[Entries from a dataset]
_ _ _ _ _

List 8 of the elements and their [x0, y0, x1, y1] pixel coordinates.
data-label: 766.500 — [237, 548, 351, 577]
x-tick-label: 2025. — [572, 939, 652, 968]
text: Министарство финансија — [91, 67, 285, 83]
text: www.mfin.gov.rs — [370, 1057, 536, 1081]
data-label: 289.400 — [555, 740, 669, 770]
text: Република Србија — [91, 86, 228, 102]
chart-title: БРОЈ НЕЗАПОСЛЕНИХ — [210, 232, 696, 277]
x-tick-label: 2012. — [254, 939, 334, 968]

_ _ _ _ _

> _Written problem_
Write these lines out as a JSON list of strings, one string for each line, and leave out any blank lines.

> _Completed exercise_
[
  "List 8 of the elements and their [x0, y0, x1, y1] pixel coordinates.",
  "data-label: 766.500 — [237, 548, 351, 577]",
  "x-tick-label: 2025. — [572, 939, 652, 968]",
  "text: Министарство финансија — [91, 67, 285, 83]",
  "text: www.mfin.gov.rs — [370, 1057, 536, 1081]",
  "data-label: 289.400 — [555, 740, 669, 770]",
  "text: Република Србија — [91, 86, 228, 102]",
  "chart-title: БРОЈ НЕЗАПОСЛЕНИХ — [210, 232, 696, 277]",
  "x-tick-label: 2012. — [254, 939, 334, 968]"
]